### Given instruction
Extract the full set of records, then give each one again exactly.

### Information supplied
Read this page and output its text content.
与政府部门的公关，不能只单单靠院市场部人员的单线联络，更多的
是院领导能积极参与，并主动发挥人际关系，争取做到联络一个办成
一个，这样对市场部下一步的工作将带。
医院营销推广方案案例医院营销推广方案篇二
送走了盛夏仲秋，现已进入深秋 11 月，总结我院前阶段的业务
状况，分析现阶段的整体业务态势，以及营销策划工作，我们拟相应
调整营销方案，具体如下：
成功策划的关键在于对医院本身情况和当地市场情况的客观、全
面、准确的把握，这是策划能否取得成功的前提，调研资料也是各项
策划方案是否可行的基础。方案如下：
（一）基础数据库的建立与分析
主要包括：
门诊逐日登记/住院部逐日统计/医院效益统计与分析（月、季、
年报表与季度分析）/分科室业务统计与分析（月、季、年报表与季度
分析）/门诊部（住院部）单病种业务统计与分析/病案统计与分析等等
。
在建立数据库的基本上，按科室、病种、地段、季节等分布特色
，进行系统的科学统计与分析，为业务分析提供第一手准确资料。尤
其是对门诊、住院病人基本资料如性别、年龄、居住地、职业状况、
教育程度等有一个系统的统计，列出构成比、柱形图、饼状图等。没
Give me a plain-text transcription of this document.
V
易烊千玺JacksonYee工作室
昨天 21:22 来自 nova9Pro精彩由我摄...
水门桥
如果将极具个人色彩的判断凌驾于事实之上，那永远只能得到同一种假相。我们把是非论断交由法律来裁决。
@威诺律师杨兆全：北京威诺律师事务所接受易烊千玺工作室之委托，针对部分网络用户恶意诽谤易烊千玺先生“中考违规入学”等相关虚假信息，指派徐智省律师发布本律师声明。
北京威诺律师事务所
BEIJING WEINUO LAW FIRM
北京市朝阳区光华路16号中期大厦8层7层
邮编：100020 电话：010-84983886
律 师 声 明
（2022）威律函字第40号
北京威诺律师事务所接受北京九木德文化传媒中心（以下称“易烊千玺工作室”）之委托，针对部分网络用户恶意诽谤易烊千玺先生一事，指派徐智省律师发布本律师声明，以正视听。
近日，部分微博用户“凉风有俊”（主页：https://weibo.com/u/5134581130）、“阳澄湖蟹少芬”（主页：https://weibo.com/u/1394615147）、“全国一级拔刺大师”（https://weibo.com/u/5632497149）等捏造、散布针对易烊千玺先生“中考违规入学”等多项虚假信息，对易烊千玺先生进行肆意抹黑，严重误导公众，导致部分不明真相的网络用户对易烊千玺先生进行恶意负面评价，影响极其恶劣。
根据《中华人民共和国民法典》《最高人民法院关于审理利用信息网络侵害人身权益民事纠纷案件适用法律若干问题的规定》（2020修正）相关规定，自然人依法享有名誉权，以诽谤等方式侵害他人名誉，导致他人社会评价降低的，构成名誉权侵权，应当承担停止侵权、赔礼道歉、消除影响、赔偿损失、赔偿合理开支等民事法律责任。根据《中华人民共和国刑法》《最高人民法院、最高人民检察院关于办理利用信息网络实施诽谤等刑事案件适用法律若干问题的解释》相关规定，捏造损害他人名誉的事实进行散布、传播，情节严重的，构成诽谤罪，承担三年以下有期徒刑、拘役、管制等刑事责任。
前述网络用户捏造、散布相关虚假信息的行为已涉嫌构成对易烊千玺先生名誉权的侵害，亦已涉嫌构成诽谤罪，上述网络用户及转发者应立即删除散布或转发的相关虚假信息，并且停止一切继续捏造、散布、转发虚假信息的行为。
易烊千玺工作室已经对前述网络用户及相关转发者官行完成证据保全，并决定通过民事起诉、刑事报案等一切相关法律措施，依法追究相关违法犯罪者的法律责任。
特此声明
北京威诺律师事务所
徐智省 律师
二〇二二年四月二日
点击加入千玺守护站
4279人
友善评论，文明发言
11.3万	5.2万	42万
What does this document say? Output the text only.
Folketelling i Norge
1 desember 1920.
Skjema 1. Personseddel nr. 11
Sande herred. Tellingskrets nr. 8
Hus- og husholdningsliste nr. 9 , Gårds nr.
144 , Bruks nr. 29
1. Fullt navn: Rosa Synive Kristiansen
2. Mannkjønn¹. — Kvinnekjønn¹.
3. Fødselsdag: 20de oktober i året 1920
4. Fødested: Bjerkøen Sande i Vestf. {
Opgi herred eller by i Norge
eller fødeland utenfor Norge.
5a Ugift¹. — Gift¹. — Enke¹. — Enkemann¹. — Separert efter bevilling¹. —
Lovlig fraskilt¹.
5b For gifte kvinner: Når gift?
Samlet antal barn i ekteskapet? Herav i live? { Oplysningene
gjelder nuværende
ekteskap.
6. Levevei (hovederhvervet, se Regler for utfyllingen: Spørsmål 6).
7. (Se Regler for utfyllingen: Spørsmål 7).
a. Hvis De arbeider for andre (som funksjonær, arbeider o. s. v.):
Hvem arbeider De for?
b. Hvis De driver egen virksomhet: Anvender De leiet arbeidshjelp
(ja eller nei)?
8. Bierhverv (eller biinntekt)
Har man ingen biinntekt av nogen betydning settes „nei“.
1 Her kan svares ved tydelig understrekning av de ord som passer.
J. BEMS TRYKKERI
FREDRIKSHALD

### Output of the task
Read this page and output its text content.
与政府部门的公关，不能只单单靠院市场部人员的单线联络，更多的
是院领导能积极参与，并主动发挥人际关系，争取做到联络一个办成
一个，这样对市场部下一步的工作将带。
医院营销推广方案案例医院营销推广方案篇二
送走了盛夏仲秋，现已进入深秋 11 月，总结我院前阶段的业务
状况，分析现阶段的整体业务态势，以及营销策划工作，我们拟相应
调整营销方案，具体如下：
成功策划的关键在于对医院本身情况和当地市场情况的客观、全
面、准确的把握，这是策划能否取得成功的前提，调研资料也是各项
策划方案是否可行的基础。方案如下：
（一）基础数据库的建立与分析
主要包括：
门诊逐日登记/住院部逐日统计/医院效益统计与分析（月、季、
年报表与季度分析）/分科室业务统计与分析（月、季、年报表与季度
分析）/门诊部（住院部）单病种业务统计与分析/病案统计与分析等等
。
在建立数据库的基本上，按科室、病种、地段、季节等分布特色
，进行系统的科学统计与分析，为业务分析提供第一手准确资料。尤
其是对门诊、住院病人基本资料如性别、年龄、居住地、职业状况、
教育程度等有一个系统的统计，列出构成比、柱形图、饼状图等。没
Give me a plain-text transcription of this document.
V
易烊千玺JacksonYee工作室
昨天 21:22 来自 nova9Pro精彩由我摄...
水门桥
如果将极具个人色彩的判断凌驾于事实之上，那永远只能得到同一种假相。我们把是非论断交由法律来裁决。
@威诺律师杨兆全：北京威诺律师事务所接受易烊千玺工作室之委托，针对部分网络用户恶意诽谤易烊千玺先生“中考违规入学”等相关虚假信息，指派徐智省律师发布本律师声明。
北京威诺律师事务所
BEIJING WEINUO LAW FIRM
北京市朝阳区光华路16号中期大厦8层7层
邮编：100020 电话：010-84983886
律 师 声 明
（2022）威律函字第40号
北京威诺律师事务所接受北京九木德文化传媒中心（以下称“易烊千玺工作室”）之委托，针对部分网络用户恶意诽谤易烊千玺先生一事，指派徐智省律师发布本律师声明，以正视听。
近日，部分微博用户“凉风有俊”（主页：https://weibo.com/u/5134581130）、“阳澄湖蟹少芬”（主页：https://weibo.com/u/1394615147）、“全国一级拔刺大师”（https://weibo.com/u/5632497149）等捏造、散布针对易烊千玺先生“中考违规入学”等多项虚假信息，对易烊千玺先生进行肆意抹黑，严重误导公众，导致部分不明真相的网络用户对易烊千玺先生进行恶意负面评价，影响极其恶劣。
根据《中华人民共和国民法典》《最高人民法院关于审理利用信息网络侵害人身权益民事纠纷案件适用法律若干问题的规定》（2020修正）相关规定，自然人依法享有名誉权，以诽谤等方式侵害他人名誉，导致他人社会评价降低的，构成名誉权侵权，应当承担停止侵权、赔礼道歉、消除影响、赔偿损失、赔偿合理开支等民事法律责任。根据《中华人民共和国刑法》《最高人民法院、最高人民检察院关于办理利用信息网络实施诽谤等刑事案件适用法律若干问题的解释》相关规定，捏造损害他人名誉的事实进行散布、传播，情节严重的，构成诽谤罪，承担三年以下有期徒刑、拘役、管制等刑事责任。
前述网络用户捏造、散布相关虚假信息的行为已涉嫌构成对易烊千玺先生名誉权的侵害，亦已涉嫌构成诽谤罪，上述网络用户及转发者应立即删除散布或转发的相关虚假信息，并且停止一切继续捏造、散布、转发虚假信息的行为。
易烊千玺工作室已经对前述网络用户及相关转发者官行完成证据保全，并决定通过民事起诉、刑事报案等一切相关法律措施，依法追究相关违法犯罪者的法律责任。
特此声明
北京威诺律师事务所
徐智省 律师
二〇二二年四月二日
点击加入千玺守护站
4279人
友善评论，文明发言
11.3万	5.2万	42万
What does this document say? Output the text only.
Folketelling i Norge
1 desember 1920.
Skjema 1. Personseddel nr. 11
Sande herred. Tellingskrets nr. 8
Hus- og husholdningsliste nr. 9 , Gårds nr.
144 , Bruks nr. 29
1. Fullt navn: Rosa Synive Kristiansen
2. Mannkjønn¹. — Kvinnekjønn¹.
3. Fødselsdag: 20de oktober i året 1920
4. Fødested: Bjerkøen Sande i Vestf. {
Opgi herred eller by i Norge
eller fødeland utenfor Norge.
5a Ugift¹. — Gift¹. — Enke¹. — Enkemann¹. — Separert efter bevilling¹. —
Lovlig fraskilt¹.
5b For gifte kvinner: Når gift?
Samlet antal barn i ekteskapet? Herav i live? { Oplysningene
gjelder nuværende
ekteskap.
6. Levevei (hovederhvervet, se Regler for utfyllingen: Spørsmål 6).
7. (Se Regler for utfyllingen: Spørsmål 7).
a. Hvis De arbeider for andre (som funksjonær, arbeider o. s. v.):
Hvem arbeider De for?
b. Hvis De driver egen virksomhet: Anvender De leiet arbeidshjelp
(ja eller nei)?
8. Bierhverv (eller biinntekt)
Har man ingen biinntekt av nogen betydning settes „nei“.
1 Her kan svares ved tydelig understrekning av de ord som passer.
J. BEMS TRYKKERI
FREDRIKSHALD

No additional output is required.